- Your task -
Your task is to copy the listing exactly, with the pictures left out.

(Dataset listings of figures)
-=-=-
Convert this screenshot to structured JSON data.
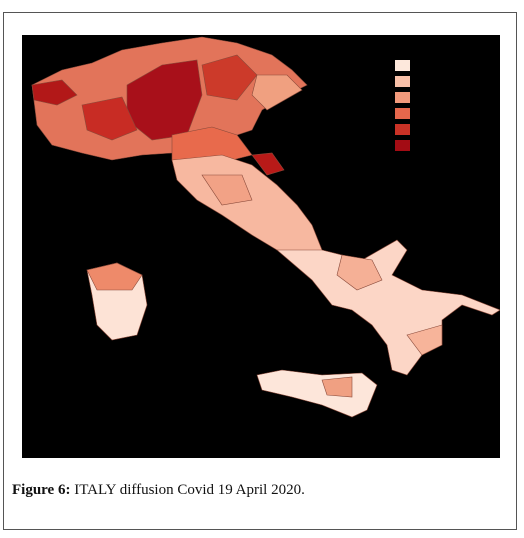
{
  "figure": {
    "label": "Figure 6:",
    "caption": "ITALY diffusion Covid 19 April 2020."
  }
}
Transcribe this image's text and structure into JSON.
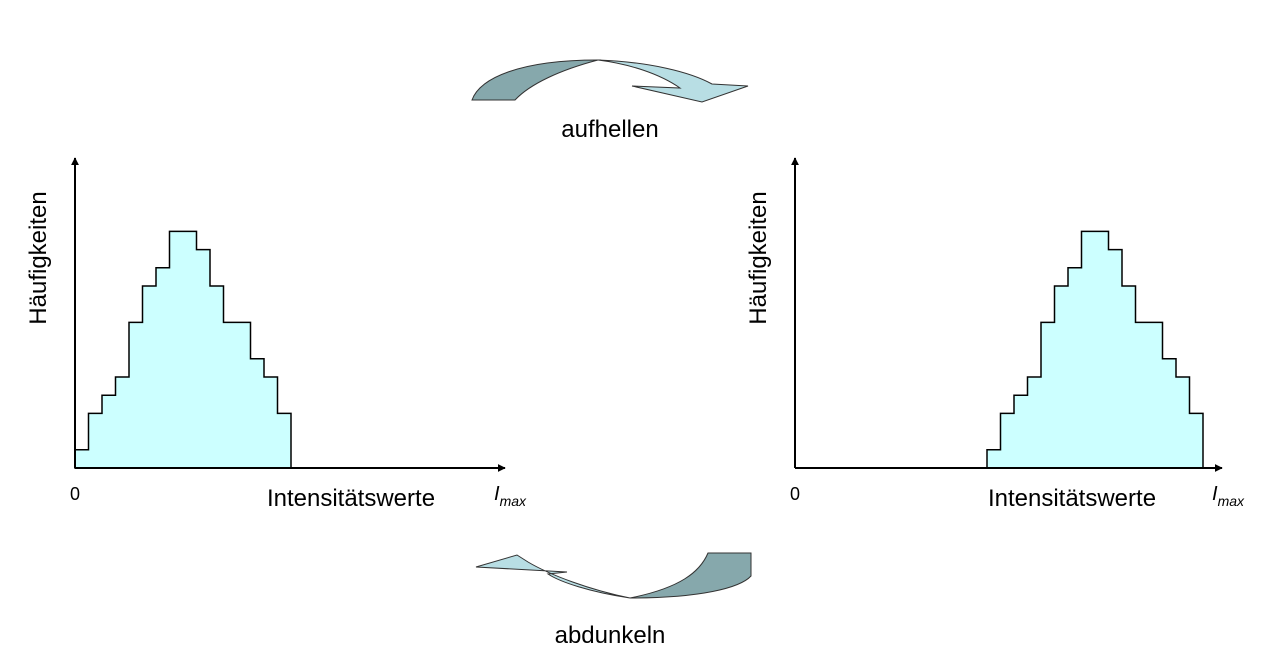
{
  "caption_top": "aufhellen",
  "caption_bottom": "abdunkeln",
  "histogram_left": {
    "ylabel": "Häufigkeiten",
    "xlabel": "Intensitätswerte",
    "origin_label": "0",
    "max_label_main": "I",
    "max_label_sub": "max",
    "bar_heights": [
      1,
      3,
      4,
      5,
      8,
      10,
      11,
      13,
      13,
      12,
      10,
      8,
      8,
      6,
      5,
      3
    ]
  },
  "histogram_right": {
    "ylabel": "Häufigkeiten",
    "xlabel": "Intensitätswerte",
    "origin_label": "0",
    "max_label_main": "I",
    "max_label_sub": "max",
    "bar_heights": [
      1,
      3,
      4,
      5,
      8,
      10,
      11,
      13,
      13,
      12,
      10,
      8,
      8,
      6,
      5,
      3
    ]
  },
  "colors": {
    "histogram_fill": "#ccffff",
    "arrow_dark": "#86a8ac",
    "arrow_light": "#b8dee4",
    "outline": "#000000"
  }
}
-=-=-
- Worked answer -
Convert this screenshot to structured JSON data.
{
  "figure": {
    "label": "Figure 6:",
    "caption": "ITALY diffusion Covid 19 April 2020."
  }
}
Transcribe this image's text and structure into JSON.
{
  "caption_top": "aufhellen",
  "caption_bottom": "abdunkeln",
  "histogram_left": {
    "ylabel": "Häufigkeiten",
    "xlabel": "Intensitätswerte",
    "origin_label": "0",
    "max_label_main": "I",
    "max_label_sub": "max",
    "bar_heights": [
      1,
      3,
      4,
      5,
      8,
      10,
      11,
      13,
      13,
      12,
      10,
      8,
      8,
      6,
      5,
      3
    ]
  },
  "histogram_right": {
    "ylabel": "Häufigkeiten",
    "xlabel": "Intensitätswerte",
    "origin_label": "0",
    "max_label_main": "I",
    "max_label_sub": "max",
    "bar_heights": [
      1,
      3,
      4,
      5,
      8,
      10,
      11,
      13,
      13,
      12,
      10,
      8,
      8,
      6,
      5,
      3
    ]
  },
  "colors": {
    "histogram_fill": "#ccffff",
    "arrow_dark": "#86a8ac",
    "arrow_light": "#b8dee4",
    "outline": "#000000"
  }
}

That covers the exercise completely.